**Set task:** Extract, from the records beneath this instruction, each line that contains the word "page".

[Records from a data source]

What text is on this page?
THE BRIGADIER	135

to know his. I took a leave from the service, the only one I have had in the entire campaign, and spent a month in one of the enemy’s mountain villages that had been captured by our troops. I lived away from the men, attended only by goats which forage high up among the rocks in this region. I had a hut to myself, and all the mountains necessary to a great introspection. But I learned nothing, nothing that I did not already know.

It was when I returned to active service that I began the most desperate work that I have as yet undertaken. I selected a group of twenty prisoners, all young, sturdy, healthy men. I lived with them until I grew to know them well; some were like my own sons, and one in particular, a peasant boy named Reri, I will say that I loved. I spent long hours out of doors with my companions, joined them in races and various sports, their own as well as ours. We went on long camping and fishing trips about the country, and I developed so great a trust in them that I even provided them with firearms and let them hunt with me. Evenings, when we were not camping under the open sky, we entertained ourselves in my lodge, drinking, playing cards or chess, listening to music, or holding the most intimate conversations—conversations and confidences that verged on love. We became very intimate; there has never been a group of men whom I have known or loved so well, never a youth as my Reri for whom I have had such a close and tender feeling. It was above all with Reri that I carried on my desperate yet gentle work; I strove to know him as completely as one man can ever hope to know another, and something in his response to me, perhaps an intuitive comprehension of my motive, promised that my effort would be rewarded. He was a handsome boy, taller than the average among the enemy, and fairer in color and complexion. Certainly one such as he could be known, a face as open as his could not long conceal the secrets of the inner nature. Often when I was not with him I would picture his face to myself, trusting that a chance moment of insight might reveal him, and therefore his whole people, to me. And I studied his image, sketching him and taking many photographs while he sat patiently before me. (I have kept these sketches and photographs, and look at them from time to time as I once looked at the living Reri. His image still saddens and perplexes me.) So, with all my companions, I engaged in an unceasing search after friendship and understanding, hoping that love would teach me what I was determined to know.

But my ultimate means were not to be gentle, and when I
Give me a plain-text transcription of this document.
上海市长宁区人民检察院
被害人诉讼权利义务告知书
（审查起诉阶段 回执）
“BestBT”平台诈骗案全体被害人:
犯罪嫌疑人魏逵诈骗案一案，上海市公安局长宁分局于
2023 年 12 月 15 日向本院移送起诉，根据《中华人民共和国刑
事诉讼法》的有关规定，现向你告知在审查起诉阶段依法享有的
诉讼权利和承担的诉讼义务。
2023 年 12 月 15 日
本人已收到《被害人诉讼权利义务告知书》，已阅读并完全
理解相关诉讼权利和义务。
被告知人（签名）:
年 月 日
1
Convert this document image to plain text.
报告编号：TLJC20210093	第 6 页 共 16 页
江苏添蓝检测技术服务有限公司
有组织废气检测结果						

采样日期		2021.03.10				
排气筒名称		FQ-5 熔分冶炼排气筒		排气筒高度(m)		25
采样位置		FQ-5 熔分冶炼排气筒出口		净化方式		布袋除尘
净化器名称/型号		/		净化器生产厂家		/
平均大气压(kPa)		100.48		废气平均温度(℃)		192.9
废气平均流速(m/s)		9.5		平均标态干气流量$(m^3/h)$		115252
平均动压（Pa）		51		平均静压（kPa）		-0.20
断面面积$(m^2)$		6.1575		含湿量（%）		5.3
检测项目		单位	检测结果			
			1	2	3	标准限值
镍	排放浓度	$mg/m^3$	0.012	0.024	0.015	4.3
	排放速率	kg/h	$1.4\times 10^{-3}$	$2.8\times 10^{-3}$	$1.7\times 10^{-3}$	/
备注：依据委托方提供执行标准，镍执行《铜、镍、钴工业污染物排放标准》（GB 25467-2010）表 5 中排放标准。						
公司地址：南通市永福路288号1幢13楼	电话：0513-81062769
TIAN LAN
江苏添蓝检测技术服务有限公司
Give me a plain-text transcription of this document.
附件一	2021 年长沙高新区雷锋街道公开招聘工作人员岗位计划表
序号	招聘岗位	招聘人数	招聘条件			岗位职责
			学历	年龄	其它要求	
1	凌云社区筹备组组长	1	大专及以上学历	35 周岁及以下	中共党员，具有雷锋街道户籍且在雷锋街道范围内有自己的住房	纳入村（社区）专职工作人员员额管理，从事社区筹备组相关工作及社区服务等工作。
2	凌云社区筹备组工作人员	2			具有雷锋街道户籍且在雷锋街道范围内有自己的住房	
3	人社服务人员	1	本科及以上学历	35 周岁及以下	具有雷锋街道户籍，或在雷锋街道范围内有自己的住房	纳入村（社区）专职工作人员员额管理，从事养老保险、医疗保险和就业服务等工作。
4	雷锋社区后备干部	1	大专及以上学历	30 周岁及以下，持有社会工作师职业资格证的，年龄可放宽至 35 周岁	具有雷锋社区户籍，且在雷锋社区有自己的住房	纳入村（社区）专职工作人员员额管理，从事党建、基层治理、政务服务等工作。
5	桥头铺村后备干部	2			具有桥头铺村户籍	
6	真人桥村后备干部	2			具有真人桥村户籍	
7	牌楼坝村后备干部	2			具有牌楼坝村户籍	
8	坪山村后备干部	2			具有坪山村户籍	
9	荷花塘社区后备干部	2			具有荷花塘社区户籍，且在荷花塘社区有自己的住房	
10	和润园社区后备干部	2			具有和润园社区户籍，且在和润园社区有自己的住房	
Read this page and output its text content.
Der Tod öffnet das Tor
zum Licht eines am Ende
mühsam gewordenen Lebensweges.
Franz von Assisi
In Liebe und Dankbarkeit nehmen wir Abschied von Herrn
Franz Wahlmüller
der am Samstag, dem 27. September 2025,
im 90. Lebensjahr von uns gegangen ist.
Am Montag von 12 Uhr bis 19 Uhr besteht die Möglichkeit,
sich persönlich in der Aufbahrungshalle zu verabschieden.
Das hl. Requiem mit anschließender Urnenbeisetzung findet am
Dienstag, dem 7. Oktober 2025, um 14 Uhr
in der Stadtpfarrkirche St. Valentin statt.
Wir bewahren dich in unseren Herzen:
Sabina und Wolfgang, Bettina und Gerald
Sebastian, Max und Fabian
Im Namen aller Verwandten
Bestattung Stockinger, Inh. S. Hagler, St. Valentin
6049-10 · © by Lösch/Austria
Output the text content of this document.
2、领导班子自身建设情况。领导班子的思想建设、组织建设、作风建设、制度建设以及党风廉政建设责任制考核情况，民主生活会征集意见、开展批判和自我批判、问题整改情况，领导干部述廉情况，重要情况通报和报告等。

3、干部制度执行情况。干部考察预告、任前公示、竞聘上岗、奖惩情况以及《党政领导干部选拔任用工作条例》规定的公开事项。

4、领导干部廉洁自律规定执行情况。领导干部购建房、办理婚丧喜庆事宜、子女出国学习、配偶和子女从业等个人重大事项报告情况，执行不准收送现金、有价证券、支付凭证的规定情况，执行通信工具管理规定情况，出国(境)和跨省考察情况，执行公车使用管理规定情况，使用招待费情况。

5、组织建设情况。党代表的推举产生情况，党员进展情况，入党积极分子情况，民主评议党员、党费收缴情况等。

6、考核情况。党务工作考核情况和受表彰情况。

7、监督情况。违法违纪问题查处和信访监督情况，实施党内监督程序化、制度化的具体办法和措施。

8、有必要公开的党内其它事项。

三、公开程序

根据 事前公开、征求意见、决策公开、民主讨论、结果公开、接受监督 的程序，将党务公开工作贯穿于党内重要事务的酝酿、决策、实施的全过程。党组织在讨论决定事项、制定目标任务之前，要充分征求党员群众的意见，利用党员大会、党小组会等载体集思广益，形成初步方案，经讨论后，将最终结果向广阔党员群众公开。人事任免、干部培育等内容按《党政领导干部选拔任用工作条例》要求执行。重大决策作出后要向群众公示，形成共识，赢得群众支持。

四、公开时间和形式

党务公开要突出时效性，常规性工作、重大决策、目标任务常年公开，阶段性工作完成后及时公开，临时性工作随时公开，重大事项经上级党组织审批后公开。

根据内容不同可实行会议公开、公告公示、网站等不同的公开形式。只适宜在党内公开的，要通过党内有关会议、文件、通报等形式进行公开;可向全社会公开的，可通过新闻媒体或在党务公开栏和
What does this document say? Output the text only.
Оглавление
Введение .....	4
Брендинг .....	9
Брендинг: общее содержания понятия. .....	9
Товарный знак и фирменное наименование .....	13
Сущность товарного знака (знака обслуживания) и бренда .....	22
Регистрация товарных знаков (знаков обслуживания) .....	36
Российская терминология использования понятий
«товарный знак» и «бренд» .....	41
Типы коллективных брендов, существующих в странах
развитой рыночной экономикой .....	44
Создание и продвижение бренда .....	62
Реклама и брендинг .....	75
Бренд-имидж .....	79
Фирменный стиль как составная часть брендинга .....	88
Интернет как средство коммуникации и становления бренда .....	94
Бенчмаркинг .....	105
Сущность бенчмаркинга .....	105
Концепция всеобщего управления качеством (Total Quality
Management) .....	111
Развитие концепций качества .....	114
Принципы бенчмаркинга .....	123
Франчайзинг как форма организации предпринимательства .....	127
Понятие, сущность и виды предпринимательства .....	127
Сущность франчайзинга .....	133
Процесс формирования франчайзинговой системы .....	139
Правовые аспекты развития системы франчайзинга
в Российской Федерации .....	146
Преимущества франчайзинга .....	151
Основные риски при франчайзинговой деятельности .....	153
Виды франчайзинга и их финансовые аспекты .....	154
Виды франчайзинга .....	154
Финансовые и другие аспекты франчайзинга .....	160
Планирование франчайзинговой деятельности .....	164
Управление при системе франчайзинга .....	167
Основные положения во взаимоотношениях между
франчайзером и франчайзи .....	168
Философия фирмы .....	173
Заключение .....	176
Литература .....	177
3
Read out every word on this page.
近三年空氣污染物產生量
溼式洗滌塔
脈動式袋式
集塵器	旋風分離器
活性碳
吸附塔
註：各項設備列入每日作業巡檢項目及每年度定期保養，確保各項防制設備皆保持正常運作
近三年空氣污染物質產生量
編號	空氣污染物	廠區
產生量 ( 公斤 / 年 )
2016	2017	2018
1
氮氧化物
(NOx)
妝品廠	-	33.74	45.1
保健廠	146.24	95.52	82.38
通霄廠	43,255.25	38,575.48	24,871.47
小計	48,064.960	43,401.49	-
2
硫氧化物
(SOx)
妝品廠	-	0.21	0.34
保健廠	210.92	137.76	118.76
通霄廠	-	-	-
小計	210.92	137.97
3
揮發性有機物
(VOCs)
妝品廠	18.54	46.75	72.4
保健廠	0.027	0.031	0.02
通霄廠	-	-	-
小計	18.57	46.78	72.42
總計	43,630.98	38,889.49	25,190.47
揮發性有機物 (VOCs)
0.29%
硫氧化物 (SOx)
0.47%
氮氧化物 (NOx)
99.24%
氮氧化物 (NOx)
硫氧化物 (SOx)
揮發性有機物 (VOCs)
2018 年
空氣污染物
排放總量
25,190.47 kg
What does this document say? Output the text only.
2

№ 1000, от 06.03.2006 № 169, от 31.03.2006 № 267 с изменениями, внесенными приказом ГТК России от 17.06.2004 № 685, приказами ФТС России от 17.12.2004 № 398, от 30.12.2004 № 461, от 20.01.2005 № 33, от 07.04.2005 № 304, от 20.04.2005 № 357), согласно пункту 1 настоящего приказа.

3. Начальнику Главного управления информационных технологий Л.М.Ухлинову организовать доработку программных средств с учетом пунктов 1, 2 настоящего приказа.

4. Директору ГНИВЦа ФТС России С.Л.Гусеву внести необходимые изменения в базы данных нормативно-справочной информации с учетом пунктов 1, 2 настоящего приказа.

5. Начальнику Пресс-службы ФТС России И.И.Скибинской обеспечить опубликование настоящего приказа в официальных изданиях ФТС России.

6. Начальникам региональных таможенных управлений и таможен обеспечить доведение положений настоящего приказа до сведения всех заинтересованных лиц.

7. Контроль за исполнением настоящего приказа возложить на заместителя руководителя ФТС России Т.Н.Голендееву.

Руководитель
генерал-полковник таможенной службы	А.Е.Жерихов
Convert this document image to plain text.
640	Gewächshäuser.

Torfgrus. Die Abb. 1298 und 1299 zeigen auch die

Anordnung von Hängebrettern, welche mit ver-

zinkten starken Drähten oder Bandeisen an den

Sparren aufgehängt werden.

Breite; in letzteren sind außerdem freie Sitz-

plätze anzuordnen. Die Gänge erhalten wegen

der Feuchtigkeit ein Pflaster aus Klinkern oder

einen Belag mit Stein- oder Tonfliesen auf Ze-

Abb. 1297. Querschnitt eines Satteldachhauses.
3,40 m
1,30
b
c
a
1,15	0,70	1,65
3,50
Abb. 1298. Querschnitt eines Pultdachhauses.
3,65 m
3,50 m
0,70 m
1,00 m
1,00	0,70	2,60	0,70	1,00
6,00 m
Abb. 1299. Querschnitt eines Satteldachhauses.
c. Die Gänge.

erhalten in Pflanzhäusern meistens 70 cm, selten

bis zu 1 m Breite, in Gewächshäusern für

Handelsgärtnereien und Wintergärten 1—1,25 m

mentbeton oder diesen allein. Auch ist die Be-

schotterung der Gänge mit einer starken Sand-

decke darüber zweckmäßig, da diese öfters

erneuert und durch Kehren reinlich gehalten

**Full answer:**
What text is on this page?
Read this page and output its text content.
Read out every word on this page.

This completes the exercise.